- [Given records]
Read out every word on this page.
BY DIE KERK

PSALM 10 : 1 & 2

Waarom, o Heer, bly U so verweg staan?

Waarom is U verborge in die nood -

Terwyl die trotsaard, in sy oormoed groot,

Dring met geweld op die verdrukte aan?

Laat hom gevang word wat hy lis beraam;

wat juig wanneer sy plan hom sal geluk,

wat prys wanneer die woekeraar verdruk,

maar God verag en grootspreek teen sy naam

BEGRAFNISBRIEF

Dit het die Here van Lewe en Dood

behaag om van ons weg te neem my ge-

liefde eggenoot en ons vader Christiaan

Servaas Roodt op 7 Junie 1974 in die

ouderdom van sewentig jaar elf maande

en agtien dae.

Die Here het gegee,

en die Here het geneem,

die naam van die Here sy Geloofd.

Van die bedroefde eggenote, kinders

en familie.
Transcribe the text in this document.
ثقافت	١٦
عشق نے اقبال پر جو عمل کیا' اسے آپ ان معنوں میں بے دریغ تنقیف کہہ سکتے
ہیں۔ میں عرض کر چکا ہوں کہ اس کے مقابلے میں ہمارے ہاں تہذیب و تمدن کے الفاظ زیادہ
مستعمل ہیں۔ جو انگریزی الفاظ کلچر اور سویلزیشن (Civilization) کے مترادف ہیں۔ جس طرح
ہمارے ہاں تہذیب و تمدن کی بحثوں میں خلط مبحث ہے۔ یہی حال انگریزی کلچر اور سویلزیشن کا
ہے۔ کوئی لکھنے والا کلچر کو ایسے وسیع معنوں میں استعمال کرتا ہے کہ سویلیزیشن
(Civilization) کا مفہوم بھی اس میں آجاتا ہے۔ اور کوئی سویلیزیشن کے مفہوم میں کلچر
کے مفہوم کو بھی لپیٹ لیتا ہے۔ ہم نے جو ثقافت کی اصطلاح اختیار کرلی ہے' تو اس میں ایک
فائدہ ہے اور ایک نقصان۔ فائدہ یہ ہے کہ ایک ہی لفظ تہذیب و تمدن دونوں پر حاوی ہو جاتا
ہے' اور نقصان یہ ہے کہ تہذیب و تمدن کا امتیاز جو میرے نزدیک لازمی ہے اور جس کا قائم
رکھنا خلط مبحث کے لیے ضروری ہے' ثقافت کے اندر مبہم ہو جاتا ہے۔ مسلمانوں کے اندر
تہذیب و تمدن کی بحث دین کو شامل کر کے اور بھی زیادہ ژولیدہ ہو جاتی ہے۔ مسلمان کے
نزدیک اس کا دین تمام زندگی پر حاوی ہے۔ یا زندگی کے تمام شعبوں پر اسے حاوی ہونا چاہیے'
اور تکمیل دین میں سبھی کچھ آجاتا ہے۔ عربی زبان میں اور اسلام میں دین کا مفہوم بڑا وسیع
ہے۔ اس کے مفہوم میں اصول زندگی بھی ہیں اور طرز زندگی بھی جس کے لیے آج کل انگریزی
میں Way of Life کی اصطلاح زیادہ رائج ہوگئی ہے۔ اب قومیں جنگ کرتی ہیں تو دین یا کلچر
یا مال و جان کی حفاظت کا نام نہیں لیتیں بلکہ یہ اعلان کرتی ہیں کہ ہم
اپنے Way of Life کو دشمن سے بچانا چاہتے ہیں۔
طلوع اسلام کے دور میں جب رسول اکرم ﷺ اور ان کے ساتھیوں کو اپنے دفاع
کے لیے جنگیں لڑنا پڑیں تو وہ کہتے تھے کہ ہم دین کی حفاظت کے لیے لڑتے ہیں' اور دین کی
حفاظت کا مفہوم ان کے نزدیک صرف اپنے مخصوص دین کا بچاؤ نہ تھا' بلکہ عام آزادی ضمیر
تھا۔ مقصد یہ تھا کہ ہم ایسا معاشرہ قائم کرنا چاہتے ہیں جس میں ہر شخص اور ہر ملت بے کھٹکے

- [Objective]
Retype the listing. Match it exactly.

- [Answer to the task]
Read out every word on this page.
BY DIE KERK

PSALM 10 : 1 & 2

Waarom, o Heer, bly U so verweg staan?

Waarom is U verborge in die nood -

Terwyl die trotsaard, in sy oormoed groot,

Dring met geweld op die verdrukte aan?

Laat hom gevang word wat hy lis beraam;

wat juig wanneer sy plan hom sal geluk,

wat prys wanneer die woekeraar verdruk,

maar God verag en grootspreek teen sy naam

BEGRAFNISBRIEF

Dit het die Here van Lewe en Dood

behaag om van ons weg te neem my ge-

liefde eggenoot en ons vader Christiaan

Servaas Roodt op 7 Junie 1974 in die

ouderdom van sewentig jaar elf maande

en agtien dae.

Die Here het gegee,

en die Here het geneem,

die naam van die Here sy Geloofd.

Van die bedroefde eggenote, kinders

en familie.
Transcribe the text in this document.
ثقافت	١٦
عشق نے اقبال پر جو عمل کیا' اسے آپ ان معنوں میں بے دریغ تنقیف کہہ سکتے
ہیں۔ میں عرض کر چکا ہوں کہ اس کے مقابلے میں ہمارے ہاں تہذیب و تمدن کے الفاظ زیادہ
مستعمل ہیں۔ جو انگریزی الفاظ کلچر اور سویلزیشن (Civilization) کے مترادف ہیں۔ جس طرح
ہمارے ہاں تہذیب و تمدن کی بحثوں میں خلط مبحث ہے۔ یہی حال انگریزی کلچر اور سویلزیشن کا
ہے۔ کوئی لکھنے والا کلچر کو ایسے وسیع معنوں میں استعمال کرتا ہے کہ سویلیزیشن
(Civilization) کا مفہوم بھی اس میں آجاتا ہے۔ اور کوئی سویلیزیشن کے مفہوم میں کلچر
کے مفہوم کو بھی لپیٹ لیتا ہے۔ ہم نے جو ثقافت کی اصطلاح اختیار کرلی ہے' تو اس میں ایک
فائدہ ہے اور ایک نقصان۔ فائدہ یہ ہے کہ ایک ہی لفظ تہذیب و تمدن دونوں پر حاوی ہو جاتا
ہے' اور نقصان یہ ہے کہ تہذیب و تمدن کا امتیاز جو میرے نزدیک لازمی ہے اور جس کا قائم
رکھنا خلط مبحث کے لیے ضروری ہے' ثقافت کے اندر مبہم ہو جاتا ہے۔ مسلمانوں کے اندر
تہذیب و تمدن کی بحث دین کو شامل کر کے اور بھی زیادہ ژولیدہ ہو جاتی ہے۔ مسلمان کے
نزدیک اس کا دین تمام زندگی پر حاوی ہے۔ یا زندگی کے تمام شعبوں پر اسے حاوی ہونا چاہیے'
اور تکمیل دین میں سبھی کچھ آجاتا ہے۔ عربی زبان میں اور اسلام میں دین کا مفہوم بڑا وسیع
ہے۔ اس کے مفہوم میں اصول زندگی بھی ہیں اور طرز زندگی بھی جس کے لیے آج کل انگریزی
میں Way of Life کی اصطلاح زیادہ رائج ہوگئی ہے۔ اب قومیں جنگ کرتی ہیں تو دین یا کلچر
یا مال و جان کی حفاظت کا نام نہیں لیتیں بلکہ یہ اعلان کرتی ہیں کہ ہم
اپنے Way of Life کو دشمن سے بچانا چاہتے ہیں۔
طلوع اسلام کے دور میں جب رسول اکرم ﷺ اور ان کے ساتھیوں کو اپنے دفاع
کے لیے جنگیں لڑنا پڑیں تو وہ کہتے تھے کہ ہم دین کی حفاظت کے لیے لڑتے ہیں' اور دین کی
حفاظت کا مفہوم ان کے نزدیک صرف اپنے مخصوص دین کا بچاؤ نہ تھا' بلکہ عام آزادی ضمیر
تھا۔ مقصد یہ تھا کہ ہم ایسا معاشرہ قائم کرنا چاہتے ہیں جس میں ہر شخص اور ہر ملت بے کھٹکے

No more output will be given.